What this task involves:
In the listing that follows, count every line with the word "필요합니다" in it and write only the total.

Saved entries
_ _ _ _ _

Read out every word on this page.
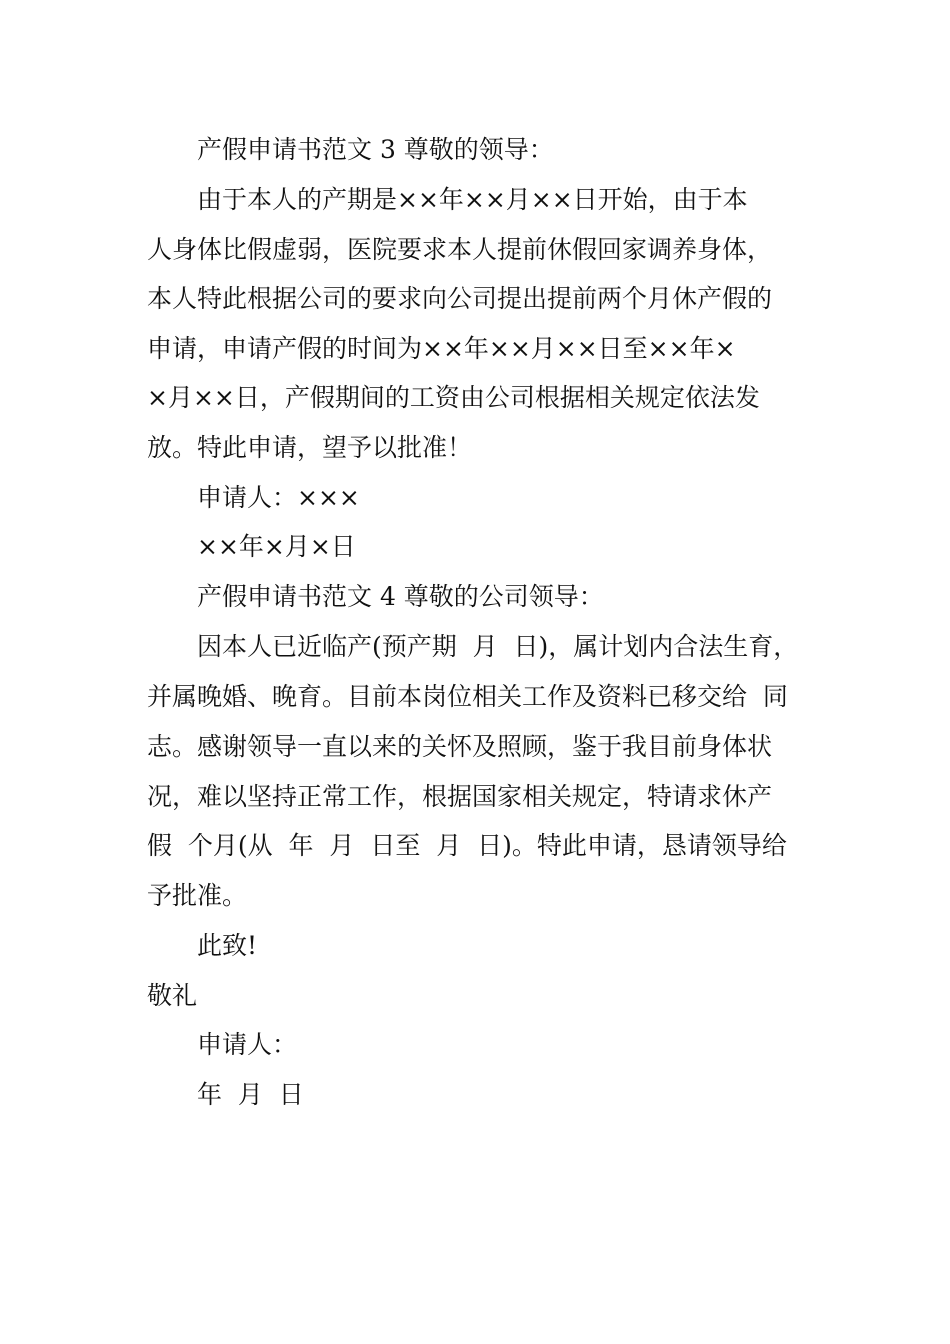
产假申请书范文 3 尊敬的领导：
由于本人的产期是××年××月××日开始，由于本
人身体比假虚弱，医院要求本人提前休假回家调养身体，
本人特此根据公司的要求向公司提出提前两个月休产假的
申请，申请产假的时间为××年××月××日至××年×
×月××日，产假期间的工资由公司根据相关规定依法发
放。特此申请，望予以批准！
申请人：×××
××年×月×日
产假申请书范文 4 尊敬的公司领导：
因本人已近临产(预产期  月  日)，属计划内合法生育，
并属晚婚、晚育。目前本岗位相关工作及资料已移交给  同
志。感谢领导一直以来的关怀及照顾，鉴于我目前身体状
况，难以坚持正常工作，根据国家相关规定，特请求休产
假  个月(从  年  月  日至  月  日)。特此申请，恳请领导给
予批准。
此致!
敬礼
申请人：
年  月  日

_ _ _ _ _

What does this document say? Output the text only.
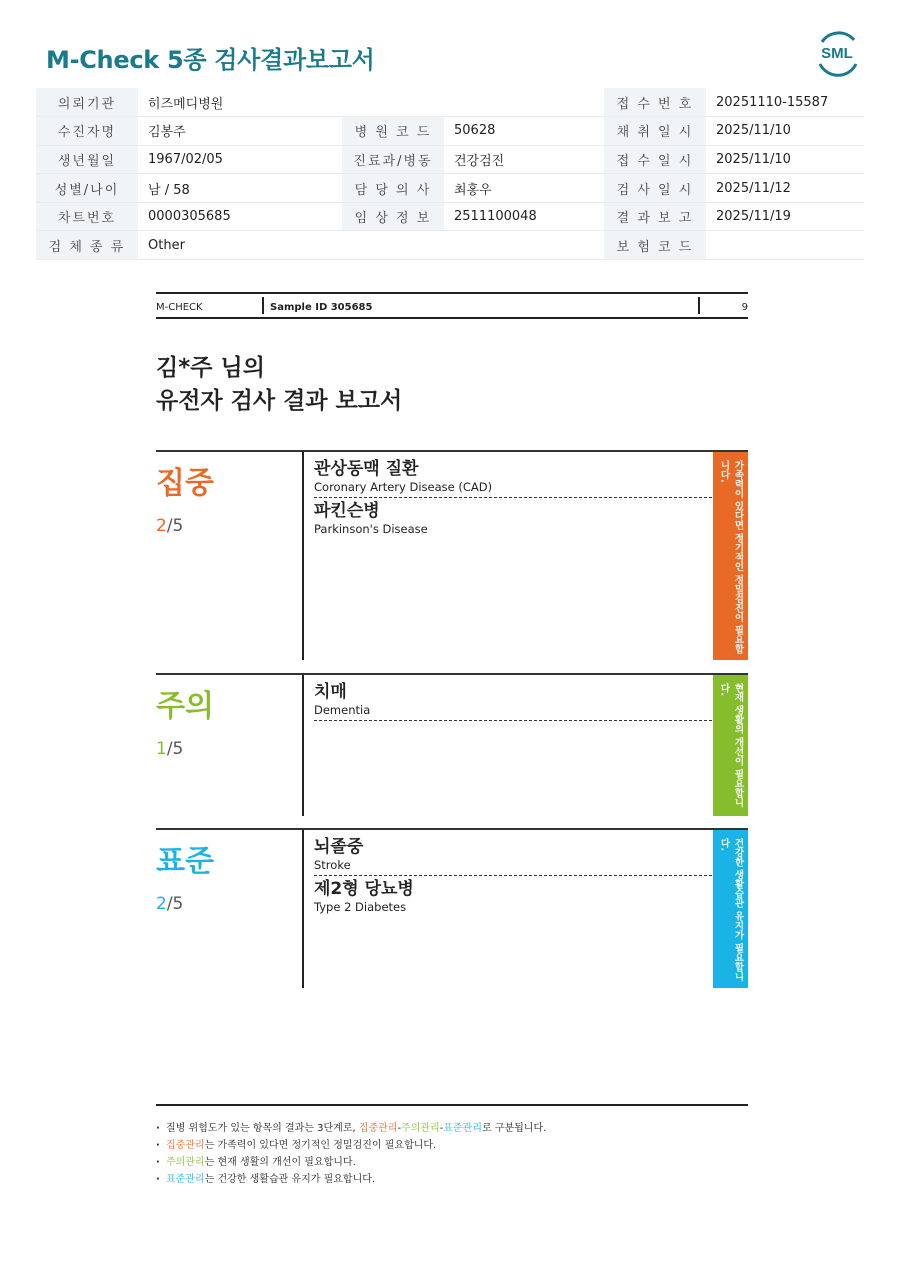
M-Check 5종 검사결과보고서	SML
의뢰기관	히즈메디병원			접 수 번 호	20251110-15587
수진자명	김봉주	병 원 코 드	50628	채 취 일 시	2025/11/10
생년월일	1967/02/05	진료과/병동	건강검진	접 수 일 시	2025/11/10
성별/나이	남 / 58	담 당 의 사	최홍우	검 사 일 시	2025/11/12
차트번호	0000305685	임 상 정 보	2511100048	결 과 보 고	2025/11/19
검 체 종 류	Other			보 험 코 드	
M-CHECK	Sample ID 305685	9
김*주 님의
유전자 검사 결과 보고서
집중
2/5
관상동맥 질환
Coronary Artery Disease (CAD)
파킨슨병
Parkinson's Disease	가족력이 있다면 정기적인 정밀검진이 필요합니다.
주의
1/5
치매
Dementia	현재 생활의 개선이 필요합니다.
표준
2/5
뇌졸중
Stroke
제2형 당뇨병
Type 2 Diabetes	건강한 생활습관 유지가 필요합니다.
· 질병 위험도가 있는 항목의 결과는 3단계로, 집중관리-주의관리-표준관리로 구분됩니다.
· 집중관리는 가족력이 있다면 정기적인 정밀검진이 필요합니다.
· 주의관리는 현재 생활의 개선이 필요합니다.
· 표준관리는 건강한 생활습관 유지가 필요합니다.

_ _ _ _ _

Exercise solution:
6